# Short problem:
Check every line of the entries below for the word "color", and copy the ones that have it.

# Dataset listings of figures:
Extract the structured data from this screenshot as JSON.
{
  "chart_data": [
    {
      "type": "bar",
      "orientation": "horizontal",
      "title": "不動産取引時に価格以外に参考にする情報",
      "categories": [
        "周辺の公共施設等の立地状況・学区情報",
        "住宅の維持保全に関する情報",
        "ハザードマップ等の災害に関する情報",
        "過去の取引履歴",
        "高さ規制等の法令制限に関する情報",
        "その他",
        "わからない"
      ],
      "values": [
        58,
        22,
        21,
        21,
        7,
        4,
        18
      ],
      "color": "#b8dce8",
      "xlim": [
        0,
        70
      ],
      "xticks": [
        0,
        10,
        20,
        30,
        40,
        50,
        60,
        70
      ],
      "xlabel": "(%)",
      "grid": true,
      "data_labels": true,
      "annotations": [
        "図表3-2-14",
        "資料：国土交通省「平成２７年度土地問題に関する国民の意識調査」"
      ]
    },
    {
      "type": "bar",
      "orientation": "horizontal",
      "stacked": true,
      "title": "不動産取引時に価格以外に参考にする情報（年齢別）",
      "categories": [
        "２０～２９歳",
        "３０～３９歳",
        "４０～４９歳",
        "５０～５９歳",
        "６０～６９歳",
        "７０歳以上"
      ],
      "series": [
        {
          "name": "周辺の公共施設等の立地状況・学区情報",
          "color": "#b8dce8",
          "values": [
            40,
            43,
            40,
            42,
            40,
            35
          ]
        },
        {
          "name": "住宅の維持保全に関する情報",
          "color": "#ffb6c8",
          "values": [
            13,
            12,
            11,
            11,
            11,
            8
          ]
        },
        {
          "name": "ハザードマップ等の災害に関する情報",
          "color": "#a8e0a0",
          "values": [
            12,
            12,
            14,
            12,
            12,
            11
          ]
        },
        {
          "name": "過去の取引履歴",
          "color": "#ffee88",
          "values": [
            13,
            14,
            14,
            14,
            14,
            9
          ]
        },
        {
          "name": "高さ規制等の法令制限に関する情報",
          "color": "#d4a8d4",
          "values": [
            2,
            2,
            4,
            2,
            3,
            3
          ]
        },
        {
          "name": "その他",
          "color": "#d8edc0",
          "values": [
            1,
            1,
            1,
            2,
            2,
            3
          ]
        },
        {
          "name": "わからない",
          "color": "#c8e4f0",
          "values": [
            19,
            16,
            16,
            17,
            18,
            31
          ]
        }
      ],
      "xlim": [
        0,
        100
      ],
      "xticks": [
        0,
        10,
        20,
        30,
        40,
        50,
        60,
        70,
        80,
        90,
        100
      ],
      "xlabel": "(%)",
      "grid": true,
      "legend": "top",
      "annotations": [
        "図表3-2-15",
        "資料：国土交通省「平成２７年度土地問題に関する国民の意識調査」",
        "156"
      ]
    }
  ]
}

# Written solution:
      "color": "#b8dce8",
          "color": "#b8dce8",
          "color": "#ffb6c8",
          "color": "#a8e0a0",
          "color": "#ffee88",
          "color": "#d4a8d4",
          "color": "#d8edc0",
          "color": "#c8e4f0",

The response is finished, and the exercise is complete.